EXCERPTED DATA:
- - - - - - -
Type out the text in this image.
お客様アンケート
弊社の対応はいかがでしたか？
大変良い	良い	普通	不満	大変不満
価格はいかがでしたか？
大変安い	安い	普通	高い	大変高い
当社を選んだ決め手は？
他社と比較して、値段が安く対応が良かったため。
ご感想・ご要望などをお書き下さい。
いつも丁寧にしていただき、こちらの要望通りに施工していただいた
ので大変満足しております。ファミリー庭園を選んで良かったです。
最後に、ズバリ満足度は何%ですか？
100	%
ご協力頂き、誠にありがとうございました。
- - - - - - -
STATED GOAL:
Extract each entry in full and write it down exactly.

THE ANSWER:
Type out the text in this image.
お客様アンケート
弊社の対応はいかがでしたか？
大変良い	良い	普通	不満	大変不満
価格はいかがでしたか？
大変安い	安い	普通	高い	大変高い
当社を選んだ決め手は？
他社と比較して、値段が安く対応が良かったため。
ご感想・ご要望などをお書き下さい。
いつも丁寧にしていただき、こちらの要望通りに施工していただいた
ので大変満足しております。ファミリー庭園を選んで良かったです。
最後に、ズバリ満足度は何%ですか？
100	%
ご協力頂き、誠にありがとうございました。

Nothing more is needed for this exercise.